* PROVIDED INFORMATION:
------------------------

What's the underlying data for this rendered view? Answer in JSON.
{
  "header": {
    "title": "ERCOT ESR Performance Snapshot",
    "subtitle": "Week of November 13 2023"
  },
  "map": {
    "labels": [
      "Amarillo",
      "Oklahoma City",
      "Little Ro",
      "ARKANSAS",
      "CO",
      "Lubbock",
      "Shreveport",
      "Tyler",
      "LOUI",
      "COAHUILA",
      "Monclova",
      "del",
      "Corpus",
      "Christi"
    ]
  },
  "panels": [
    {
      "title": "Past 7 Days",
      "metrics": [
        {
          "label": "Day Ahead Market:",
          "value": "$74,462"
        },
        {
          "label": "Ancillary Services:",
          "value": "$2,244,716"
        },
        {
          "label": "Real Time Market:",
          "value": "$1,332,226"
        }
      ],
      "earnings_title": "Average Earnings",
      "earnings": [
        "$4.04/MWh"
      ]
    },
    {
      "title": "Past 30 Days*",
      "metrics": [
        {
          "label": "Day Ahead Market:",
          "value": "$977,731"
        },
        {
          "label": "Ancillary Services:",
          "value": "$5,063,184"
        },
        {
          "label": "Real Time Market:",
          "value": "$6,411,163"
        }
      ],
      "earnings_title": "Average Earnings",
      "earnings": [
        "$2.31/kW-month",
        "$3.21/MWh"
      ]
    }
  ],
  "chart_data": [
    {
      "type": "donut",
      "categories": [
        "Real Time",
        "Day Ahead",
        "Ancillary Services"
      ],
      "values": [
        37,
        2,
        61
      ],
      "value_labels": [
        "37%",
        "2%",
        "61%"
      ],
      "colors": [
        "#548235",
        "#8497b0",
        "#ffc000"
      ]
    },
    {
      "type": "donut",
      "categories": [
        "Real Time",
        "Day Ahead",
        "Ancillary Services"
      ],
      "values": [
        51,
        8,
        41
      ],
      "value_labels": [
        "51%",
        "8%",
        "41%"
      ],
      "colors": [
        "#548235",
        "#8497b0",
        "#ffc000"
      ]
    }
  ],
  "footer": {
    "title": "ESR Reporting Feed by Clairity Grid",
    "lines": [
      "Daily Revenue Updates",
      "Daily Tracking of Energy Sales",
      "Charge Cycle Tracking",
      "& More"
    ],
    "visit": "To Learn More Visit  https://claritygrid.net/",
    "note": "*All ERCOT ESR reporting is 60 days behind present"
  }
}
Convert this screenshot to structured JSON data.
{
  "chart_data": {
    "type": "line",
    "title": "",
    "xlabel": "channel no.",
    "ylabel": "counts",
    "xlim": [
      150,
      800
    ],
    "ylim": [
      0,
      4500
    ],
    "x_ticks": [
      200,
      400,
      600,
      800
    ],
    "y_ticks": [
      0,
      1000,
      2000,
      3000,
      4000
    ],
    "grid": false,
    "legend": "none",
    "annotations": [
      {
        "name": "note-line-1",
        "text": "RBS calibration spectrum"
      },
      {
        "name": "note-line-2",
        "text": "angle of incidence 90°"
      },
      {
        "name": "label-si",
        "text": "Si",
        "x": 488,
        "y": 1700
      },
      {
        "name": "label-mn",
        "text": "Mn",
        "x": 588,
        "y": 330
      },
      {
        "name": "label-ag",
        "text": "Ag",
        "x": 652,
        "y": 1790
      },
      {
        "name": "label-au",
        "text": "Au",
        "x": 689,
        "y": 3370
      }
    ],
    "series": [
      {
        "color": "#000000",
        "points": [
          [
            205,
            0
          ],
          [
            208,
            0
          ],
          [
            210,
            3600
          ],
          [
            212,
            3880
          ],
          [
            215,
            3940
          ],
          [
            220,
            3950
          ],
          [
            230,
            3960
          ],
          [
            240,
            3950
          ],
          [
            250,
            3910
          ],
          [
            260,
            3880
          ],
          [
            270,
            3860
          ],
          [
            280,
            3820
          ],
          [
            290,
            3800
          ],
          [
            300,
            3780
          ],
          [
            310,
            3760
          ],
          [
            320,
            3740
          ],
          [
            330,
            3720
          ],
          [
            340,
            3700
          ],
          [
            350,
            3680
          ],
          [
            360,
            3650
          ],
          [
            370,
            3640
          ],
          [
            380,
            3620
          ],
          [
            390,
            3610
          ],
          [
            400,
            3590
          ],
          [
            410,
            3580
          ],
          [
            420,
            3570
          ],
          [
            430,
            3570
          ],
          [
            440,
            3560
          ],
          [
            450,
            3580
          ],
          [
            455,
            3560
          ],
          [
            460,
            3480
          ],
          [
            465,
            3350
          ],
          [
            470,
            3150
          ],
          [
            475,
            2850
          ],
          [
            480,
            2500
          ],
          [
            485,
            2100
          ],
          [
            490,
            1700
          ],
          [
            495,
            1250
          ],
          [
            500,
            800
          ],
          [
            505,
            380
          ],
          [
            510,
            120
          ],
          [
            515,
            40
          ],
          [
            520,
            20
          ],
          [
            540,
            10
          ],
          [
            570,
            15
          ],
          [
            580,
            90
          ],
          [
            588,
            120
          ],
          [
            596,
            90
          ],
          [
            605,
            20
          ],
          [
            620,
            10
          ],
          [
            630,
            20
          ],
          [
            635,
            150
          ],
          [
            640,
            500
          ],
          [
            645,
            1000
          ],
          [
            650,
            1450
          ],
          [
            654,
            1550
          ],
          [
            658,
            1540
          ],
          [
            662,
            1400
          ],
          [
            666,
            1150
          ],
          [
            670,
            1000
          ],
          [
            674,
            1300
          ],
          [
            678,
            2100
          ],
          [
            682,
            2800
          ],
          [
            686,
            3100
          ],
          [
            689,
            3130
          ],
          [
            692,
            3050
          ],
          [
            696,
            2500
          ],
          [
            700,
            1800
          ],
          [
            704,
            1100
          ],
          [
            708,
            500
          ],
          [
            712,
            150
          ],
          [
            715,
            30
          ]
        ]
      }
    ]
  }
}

------------------------

* TASK BRIEF: Pick out all lines from the data above in which the word "JSON" appears.

* REPLY:
What's the underlying data for this rendered view? Answer in JSON.
Convert this screenshot to structured JSON data.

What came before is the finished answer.